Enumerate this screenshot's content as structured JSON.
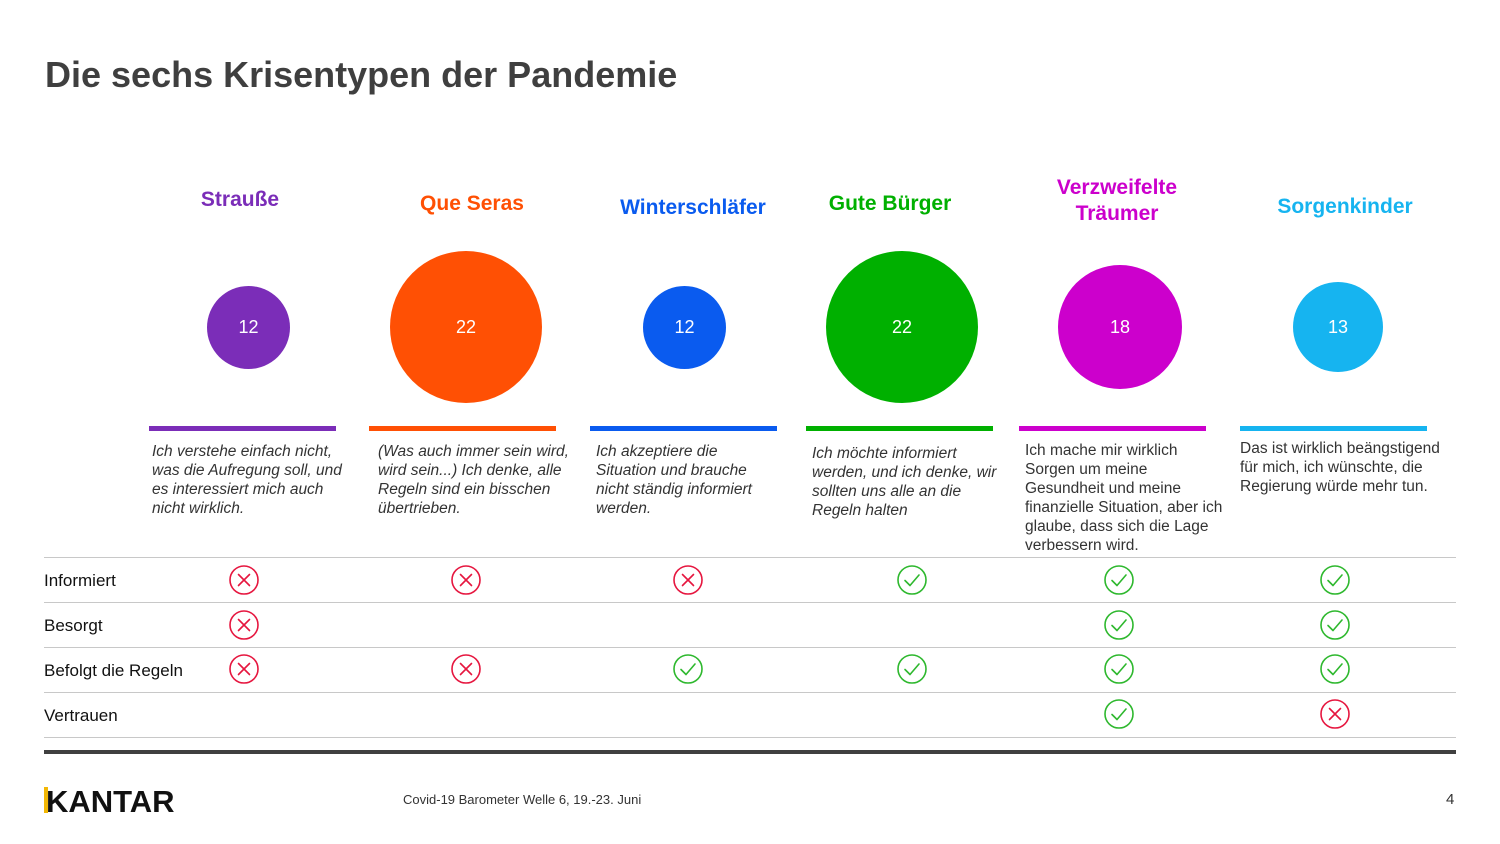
{
  "title": "Die sechs Krisentypen der Pandemie",
  "colors": {
    "check": "#2eb82e",
    "cross": "#e6163f",
    "divider": "#c8c8c8"
  },
  "types": [
    {
      "name": "Strauße",
      "value": "12",
      "color": "#7b2db8",
      "quote": "Ich verstehe einfach nicht, was die Aufregung soll, und es interessiert mich auch nicht wirklich."
    },
    {
      "name": "Que Seras",
      "value": "22",
      "color": "#ff5004",
      "quote": "(Was auch immer sein wird, wird sein...) Ich denke, alle Regeln sind ein bisschen übertrieben."
    },
    {
      "name": "Winterschläfer",
      "value": "12",
      "color": "#0a5bef",
      "quote": "Ich akzeptiere die Situation und brauche nicht ständig informiert werden."
    },
    {
      "name": "Gute Bürger",
      "value": "22",
      "color": "#00b000",
      "quote": "Ich möchte informiert werden, und ich denke, wir sollten uns alle an die Regeln halten"
    },
    {
      "name_line1": "Verzweifelte",
      "name_line2": "Träumer",
      "value": "18",
      "color": "#cc00cc",
      "quote": "Ich mache mir wirklich Sorgen um meine Gesundheit und meine finanzielle Situation, aber ich glaube, dass sich die Lage verbessern wird."
    },
    {
      "name": "Sorgenkinder",
      "value": "13",
      "color": "#16b4f0",
      "quote": "Das ist wirklich beängstigend für mich, ich wünschte, die Regierung würde mehr tun."
    }
  ],
  "rows": [
    {
      "label": "Informiert",
      "marks": [
        "cross",
        "cross",
        "cross",
        "check",
        "check",
        "check"
      ]
    },
    {
      "label": "Besorgt",
      "marks": [
        "cross",
        "",
        "",
        "",
        "check",
        "check"
      ]
    },
    {
      "label": "Befolgt die Regeln",
      "marks": [
        "cross",
        "cross",
        "check",
        "check",
        "check",
        "check"
      ]
    },
    {
      "label": "Vertrauen",
      "marks": [
        "",
        "",
        "",
        "",
        "check",
        "cross"
      ]
    }
  ],
  "footer": {
    "logo_text": "KANTAR",
    "source": "Covid-19 Barometer Welle 6, 19.-23. Juni",
    "page": "4"
  }
}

+++

▶ **Challenge**: Copy the records exactly. Skip the pictures.

▶ **Output for this task**:
Enumerate this screenshot's content as structured JSON.
{
  "title": "Die sechs Krisentypen der Pandemie",
  "colors": {
    "check": "#2eb82e",
    "cross": "#e6163f",
    "divider": "#c8c8c8"
  },
  "types": [
    {
      "name": "Strauße",
      "value": "12",
      "color": "#7b2db8",
      "quote": "Ich verstehe einfach nicht, was die Aufregung soll, und es interessiert mich auch nicht wirklich."
    },
    {
      "name": "Que Seras",
      "value": "22",
      "color": "#ff5004",
      "quote": "(Was auch immer sein wird, wird sein...) Ich denke, alle Regeln sind ein bisschen übertrieben."
    },
    {
      "name": "Winterschläfer",
      "value": "12",
      "color": "#0a5bef",
      "quote": "Ich akzeptiere die Situation und brauche nicht ständig informiert werden."
    },
    {
      "name": "Gute Bürger",
      "value": "22",
      "color": "#00b000",
      "quote": "Ich möchte informiert werden, und ich denke, wir sollten uns alle an die Regeln halten"
    },
    {
      "name_line1": "Verzweifelte",
      "name_line2": "Träumer",
      "value": "18",
      "color": "#cc00cc",
      "quote": "Ich mache mir wirklich Sorgen um meine Gesundheit und meine finanzielle Situation, aber ich glaube, dass sich die Lage verbessern wird."
    },
    {
      "name": "Sorgenkinder",
      "value": "13",
      "color": "#16b4f0",
      "quote": "Das ist wirklich beängstigend für mich, ich wünschte, die Regierung würde mehr tun."
    }
  ],
  "rows": [
    {
      "label": "Informiert",
      "marks": [
        "cross",
        "cross",
        "cross",
        "check",
        "check",
        "check"
      ]
    },
    {
      "label": "Besorgt",
      "marks": [
        "cross",
        "",
        "",
        "",
        "check",
        "check"
      ]
    },
    {
      "label": "Befolgt die Regeln",
      "marks": [
        "cross",
        "cross",
        "check",
        "check",
        "check",
        "check"
      ]
    },
    {
      "label": "Vertrauen",
      "marks": [
        "",
        "",
        "",
        "",
        "check",
        "cross"
      ]
    }
  ],
  "footer": {
    "logo_text": "KANTAR",
    "source": "Covid-19 Barometer Welle 6, 19.-23. Juni",
    "page": "4"
  }
}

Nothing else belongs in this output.